Written problem:
Search the material for the word "eksploitasi" and copy each line that holds it.

Excerpted records:
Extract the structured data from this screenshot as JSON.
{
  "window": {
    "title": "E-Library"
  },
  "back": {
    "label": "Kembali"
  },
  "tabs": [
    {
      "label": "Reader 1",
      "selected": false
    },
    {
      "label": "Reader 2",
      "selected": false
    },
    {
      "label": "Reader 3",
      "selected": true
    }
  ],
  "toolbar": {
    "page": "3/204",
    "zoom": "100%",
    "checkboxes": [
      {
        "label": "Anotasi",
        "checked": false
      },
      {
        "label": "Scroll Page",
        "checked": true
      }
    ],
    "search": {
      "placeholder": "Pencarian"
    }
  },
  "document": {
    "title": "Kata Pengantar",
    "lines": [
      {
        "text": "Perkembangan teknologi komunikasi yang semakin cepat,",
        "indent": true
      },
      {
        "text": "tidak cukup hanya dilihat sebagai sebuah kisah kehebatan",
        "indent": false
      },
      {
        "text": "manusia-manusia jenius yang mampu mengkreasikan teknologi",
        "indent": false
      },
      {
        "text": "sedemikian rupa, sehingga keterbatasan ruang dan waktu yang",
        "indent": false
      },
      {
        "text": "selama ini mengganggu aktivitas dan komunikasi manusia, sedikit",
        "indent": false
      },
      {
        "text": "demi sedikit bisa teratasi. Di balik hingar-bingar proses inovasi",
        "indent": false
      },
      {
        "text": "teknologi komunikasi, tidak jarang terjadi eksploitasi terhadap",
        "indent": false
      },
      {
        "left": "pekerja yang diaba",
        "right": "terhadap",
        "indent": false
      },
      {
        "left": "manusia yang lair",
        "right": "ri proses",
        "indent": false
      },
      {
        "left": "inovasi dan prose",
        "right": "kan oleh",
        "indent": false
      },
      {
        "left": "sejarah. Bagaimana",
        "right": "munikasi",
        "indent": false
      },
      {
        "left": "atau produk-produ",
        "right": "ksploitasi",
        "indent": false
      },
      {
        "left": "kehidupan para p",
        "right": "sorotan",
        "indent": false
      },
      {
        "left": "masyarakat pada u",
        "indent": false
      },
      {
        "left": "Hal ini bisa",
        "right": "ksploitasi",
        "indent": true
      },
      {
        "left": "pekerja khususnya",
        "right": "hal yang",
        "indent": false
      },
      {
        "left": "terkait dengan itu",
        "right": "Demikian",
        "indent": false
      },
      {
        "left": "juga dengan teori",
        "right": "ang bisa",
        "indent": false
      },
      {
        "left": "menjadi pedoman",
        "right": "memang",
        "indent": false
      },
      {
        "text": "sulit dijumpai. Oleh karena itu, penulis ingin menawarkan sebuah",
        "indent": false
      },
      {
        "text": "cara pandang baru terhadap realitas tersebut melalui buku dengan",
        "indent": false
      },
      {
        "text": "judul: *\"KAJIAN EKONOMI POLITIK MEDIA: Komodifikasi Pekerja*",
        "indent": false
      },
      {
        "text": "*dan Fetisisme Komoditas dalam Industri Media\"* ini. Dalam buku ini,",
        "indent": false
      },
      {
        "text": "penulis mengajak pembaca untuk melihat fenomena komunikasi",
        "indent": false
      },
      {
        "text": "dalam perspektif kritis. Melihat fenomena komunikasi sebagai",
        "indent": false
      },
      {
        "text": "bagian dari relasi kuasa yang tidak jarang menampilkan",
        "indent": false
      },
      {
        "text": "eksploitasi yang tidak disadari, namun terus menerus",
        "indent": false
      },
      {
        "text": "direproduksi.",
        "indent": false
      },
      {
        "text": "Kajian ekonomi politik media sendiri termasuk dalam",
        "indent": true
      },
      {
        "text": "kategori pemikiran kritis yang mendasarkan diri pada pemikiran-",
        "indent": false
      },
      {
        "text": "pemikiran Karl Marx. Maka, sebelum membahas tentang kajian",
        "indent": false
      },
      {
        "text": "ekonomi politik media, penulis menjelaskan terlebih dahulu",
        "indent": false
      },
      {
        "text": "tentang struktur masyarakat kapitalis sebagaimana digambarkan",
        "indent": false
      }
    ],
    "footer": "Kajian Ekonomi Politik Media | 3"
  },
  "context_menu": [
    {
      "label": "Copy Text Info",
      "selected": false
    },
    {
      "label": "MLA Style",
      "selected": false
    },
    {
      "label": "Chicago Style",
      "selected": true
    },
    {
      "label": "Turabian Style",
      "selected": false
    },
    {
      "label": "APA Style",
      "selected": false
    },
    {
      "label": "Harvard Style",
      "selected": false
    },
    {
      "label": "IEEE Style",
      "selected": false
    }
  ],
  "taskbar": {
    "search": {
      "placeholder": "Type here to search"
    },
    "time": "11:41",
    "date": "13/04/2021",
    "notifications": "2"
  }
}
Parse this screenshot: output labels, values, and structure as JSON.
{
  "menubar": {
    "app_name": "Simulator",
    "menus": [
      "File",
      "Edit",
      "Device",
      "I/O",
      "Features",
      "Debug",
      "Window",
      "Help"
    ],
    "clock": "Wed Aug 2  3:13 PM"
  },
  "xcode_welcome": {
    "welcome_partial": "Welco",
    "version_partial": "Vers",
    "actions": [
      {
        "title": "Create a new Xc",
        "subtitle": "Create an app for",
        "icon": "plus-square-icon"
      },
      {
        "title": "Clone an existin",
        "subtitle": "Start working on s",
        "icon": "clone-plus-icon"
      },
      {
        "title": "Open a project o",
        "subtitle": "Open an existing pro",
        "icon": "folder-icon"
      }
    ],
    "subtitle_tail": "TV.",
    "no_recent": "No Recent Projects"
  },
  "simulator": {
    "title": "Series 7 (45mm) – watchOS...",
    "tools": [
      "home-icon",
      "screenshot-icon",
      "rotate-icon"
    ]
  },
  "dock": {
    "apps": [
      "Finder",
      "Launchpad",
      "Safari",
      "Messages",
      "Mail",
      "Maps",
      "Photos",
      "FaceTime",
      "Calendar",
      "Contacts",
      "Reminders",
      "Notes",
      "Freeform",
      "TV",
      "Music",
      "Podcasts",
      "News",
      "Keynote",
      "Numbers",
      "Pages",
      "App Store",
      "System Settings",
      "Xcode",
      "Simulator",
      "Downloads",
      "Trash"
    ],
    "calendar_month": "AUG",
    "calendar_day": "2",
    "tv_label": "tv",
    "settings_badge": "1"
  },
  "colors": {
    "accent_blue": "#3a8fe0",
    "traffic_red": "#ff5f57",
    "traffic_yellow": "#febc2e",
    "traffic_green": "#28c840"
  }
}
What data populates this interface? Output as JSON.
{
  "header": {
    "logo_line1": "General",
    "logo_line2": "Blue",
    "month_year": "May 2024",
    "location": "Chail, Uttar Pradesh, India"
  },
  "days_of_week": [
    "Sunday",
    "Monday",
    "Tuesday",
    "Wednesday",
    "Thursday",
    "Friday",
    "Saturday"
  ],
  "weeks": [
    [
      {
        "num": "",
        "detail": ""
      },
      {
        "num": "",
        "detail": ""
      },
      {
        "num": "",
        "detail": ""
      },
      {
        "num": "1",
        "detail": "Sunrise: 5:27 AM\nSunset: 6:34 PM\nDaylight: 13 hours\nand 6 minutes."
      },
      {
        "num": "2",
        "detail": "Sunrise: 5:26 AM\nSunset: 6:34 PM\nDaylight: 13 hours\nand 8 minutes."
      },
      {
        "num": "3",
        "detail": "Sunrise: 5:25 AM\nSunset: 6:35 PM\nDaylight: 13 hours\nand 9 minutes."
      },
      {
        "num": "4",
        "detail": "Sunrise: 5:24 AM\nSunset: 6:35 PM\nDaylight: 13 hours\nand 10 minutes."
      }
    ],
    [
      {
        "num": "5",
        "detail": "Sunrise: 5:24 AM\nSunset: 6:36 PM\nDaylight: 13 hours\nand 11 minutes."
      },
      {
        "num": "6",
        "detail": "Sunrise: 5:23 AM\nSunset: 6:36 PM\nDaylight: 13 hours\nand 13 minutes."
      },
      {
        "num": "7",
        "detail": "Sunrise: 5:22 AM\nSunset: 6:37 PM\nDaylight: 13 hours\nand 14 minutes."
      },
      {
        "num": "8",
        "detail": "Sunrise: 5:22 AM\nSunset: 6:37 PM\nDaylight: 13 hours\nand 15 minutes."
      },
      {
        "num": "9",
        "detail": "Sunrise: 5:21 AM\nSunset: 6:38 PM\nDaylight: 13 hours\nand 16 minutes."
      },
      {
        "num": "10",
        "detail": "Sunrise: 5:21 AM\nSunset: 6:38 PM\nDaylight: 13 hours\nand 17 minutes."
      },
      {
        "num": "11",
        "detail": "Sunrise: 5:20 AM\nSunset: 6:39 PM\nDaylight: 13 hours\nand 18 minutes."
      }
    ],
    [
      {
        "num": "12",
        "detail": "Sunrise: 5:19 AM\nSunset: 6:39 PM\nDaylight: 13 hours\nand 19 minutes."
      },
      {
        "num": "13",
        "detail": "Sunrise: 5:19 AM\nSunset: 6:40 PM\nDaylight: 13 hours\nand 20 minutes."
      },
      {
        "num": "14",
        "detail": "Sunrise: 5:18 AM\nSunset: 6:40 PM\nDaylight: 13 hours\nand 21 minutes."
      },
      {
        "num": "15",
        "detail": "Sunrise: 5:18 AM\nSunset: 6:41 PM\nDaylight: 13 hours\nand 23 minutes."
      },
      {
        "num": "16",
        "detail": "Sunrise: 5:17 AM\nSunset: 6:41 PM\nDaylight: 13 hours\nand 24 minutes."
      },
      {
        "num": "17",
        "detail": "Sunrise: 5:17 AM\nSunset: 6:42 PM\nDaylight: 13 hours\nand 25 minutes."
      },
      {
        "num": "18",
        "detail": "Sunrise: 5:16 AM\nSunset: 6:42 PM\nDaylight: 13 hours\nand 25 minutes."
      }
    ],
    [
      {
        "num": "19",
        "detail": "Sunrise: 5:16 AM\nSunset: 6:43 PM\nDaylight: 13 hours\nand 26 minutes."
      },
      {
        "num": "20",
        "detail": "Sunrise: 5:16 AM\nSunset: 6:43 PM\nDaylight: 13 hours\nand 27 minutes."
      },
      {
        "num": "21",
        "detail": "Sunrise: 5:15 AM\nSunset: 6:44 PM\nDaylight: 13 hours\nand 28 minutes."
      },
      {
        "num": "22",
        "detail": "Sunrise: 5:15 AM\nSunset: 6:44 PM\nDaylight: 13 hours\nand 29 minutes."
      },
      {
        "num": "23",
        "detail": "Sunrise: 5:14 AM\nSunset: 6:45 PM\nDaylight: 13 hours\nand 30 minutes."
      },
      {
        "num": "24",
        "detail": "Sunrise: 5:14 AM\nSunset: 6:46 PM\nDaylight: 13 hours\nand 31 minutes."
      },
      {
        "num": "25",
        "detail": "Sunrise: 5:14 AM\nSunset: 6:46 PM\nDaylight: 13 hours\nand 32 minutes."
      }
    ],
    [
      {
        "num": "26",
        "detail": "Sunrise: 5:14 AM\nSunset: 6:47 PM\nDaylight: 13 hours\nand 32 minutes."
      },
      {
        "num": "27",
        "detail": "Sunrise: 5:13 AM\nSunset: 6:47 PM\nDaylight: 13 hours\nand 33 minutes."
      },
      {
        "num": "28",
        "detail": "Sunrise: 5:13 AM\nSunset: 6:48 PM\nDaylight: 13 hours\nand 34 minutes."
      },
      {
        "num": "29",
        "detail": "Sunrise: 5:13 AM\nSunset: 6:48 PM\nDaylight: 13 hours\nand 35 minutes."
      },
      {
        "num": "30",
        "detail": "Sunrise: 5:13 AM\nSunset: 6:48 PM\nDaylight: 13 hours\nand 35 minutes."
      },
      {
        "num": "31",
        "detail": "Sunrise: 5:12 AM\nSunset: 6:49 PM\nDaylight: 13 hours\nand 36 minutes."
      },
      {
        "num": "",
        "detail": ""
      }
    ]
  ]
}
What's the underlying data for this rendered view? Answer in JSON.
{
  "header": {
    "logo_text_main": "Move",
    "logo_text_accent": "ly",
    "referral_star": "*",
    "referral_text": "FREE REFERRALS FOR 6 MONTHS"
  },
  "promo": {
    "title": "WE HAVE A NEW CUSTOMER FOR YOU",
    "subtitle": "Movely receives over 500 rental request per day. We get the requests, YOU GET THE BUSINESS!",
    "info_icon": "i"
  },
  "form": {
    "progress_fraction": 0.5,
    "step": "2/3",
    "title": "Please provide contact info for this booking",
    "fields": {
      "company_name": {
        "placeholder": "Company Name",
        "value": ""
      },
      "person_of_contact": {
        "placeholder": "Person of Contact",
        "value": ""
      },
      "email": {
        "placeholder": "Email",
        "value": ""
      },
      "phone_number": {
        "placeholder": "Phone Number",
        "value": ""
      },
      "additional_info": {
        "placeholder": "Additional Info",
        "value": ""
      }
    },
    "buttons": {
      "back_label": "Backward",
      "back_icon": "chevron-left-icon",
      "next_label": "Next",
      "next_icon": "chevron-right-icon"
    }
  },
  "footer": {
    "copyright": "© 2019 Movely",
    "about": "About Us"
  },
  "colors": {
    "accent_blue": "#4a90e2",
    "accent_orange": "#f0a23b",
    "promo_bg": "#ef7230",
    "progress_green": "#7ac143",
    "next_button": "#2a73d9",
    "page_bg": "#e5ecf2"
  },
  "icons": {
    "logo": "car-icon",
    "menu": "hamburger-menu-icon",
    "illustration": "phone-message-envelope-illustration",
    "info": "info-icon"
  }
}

Response to this exercise:
        "text": "teknologi komunikasi, tidak jarang terjadi eksploitasi terhadap",
        "text": "eksploitasi yang tidak disadari, namun terus menerus",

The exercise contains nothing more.